Dataset listings of figures
===============

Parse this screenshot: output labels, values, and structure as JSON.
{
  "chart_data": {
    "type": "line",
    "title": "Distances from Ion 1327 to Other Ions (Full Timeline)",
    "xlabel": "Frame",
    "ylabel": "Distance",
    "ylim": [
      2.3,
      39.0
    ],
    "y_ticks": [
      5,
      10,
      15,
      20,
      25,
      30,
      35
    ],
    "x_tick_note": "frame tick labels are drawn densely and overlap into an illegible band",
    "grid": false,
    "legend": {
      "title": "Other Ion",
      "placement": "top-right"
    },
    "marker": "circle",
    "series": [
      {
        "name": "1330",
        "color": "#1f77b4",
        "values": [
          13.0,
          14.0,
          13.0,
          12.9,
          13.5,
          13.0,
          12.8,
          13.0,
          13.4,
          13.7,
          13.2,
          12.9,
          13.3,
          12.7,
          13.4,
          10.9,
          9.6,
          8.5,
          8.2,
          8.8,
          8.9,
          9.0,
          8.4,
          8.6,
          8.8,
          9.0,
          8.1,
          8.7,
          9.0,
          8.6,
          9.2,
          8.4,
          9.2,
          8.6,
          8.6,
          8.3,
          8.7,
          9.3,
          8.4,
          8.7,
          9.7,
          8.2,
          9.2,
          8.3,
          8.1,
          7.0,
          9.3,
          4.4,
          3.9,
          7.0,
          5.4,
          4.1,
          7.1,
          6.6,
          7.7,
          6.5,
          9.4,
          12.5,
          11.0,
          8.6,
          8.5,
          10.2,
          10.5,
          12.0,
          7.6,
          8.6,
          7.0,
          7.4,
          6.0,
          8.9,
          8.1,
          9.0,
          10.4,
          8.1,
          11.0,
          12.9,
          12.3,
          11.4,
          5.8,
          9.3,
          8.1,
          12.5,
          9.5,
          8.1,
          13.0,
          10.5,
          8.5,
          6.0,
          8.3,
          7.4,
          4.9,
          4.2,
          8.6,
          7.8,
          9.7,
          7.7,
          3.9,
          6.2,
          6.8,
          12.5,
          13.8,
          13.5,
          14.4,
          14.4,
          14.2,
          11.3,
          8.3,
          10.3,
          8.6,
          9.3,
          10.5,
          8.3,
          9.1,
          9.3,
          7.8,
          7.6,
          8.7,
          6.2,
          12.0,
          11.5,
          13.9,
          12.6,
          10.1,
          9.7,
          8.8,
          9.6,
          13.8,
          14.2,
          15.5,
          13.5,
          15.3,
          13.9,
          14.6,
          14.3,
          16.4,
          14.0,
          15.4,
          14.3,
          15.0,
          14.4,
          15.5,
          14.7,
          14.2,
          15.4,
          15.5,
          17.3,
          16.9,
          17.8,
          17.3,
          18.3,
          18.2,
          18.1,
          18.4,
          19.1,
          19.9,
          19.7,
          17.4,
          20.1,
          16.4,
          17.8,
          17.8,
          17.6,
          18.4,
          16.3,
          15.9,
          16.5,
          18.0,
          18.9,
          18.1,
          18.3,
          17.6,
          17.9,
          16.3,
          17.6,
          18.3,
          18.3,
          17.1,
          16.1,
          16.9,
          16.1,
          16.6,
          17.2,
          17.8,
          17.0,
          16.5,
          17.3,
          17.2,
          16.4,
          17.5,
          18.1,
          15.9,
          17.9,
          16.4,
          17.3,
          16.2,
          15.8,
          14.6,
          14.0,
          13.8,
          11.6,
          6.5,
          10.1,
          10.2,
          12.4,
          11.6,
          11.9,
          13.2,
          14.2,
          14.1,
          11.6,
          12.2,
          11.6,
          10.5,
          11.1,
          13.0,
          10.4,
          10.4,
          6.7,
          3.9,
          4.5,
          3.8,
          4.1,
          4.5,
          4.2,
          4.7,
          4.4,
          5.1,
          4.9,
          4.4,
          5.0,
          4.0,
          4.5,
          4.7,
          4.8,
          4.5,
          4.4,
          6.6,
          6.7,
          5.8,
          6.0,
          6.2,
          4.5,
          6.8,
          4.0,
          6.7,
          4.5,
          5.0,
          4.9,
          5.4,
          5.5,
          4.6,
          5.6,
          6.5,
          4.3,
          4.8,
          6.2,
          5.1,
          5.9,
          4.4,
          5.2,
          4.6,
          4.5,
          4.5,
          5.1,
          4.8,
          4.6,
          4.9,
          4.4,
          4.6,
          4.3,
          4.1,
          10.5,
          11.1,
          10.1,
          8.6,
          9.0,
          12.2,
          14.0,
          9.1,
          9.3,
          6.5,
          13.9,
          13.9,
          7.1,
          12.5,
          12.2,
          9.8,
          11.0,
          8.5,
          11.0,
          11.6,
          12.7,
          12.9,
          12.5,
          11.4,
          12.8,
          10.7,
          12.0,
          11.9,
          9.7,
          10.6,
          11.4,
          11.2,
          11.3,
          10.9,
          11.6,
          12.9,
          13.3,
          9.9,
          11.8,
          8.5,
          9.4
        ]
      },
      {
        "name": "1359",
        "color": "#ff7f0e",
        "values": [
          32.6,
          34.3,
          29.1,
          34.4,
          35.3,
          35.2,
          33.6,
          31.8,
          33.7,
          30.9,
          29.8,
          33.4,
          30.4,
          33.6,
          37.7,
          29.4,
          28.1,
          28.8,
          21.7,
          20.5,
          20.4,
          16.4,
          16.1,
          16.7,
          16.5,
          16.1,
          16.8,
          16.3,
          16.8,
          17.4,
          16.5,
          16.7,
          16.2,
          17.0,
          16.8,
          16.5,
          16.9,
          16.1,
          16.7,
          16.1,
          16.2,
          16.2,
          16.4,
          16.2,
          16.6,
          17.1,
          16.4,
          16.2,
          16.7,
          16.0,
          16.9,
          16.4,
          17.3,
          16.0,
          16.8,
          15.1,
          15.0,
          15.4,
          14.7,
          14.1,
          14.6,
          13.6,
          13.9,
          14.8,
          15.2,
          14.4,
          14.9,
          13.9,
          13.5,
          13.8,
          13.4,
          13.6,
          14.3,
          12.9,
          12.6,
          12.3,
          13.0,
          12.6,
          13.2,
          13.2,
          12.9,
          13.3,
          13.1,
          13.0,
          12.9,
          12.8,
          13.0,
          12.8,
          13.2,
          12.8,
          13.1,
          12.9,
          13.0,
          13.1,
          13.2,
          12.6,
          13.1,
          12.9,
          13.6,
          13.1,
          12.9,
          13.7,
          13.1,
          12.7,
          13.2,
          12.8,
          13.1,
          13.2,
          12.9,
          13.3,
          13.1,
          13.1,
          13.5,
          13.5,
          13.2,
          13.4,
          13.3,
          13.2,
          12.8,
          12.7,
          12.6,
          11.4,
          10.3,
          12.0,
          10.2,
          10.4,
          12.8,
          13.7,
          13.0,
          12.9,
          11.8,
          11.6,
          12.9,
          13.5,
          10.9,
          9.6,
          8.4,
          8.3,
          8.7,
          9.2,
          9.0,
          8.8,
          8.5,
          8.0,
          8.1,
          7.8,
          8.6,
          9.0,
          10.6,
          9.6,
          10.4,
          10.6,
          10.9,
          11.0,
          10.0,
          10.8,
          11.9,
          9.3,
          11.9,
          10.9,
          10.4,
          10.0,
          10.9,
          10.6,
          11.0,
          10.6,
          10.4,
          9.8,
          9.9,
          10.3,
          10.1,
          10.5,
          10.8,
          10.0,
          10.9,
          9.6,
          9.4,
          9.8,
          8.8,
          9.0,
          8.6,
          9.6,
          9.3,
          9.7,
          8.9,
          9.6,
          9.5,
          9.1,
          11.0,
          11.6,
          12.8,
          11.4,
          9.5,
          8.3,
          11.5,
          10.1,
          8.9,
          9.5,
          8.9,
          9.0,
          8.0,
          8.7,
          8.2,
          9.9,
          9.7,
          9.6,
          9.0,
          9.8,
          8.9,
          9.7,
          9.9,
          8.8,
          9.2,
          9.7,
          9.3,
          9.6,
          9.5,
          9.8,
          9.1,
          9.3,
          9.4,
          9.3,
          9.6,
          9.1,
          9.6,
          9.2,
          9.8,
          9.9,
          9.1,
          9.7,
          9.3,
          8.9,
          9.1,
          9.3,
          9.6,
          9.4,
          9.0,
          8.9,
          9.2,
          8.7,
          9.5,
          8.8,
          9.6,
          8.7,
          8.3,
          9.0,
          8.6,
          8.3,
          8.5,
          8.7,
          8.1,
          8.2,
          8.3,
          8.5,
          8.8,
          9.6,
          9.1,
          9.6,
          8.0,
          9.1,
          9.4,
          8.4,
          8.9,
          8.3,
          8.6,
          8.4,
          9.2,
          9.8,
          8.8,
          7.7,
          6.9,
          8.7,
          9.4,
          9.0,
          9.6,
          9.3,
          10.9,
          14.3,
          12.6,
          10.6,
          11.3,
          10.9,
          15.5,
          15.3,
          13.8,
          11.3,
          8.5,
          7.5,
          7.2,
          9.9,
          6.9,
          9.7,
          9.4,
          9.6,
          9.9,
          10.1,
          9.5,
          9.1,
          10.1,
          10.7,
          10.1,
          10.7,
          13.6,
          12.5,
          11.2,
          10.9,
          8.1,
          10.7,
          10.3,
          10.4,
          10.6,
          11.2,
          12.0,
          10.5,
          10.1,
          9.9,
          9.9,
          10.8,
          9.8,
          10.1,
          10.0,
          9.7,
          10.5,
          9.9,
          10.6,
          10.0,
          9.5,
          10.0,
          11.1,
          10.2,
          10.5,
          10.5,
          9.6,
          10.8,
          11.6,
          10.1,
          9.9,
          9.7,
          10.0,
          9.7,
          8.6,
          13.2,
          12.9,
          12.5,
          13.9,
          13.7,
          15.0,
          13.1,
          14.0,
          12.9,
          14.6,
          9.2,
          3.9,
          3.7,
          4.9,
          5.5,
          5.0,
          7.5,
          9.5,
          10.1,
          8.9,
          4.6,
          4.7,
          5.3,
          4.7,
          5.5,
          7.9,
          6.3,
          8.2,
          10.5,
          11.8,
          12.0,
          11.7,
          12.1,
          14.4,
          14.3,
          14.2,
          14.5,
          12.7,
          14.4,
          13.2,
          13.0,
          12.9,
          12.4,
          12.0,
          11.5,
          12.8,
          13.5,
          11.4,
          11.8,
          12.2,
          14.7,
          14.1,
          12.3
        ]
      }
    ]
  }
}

===============

EXERCISE DESCRIPTION
Check each line above for the word "labels", and copy the lines where it appears.

SOLUTION FOR THIS EXERCISE
Parse this screenshot: output labels, values, and structure as JSON.
    "x_tick_note": "frame tick labels are drawn densely and overlap into an illegible band",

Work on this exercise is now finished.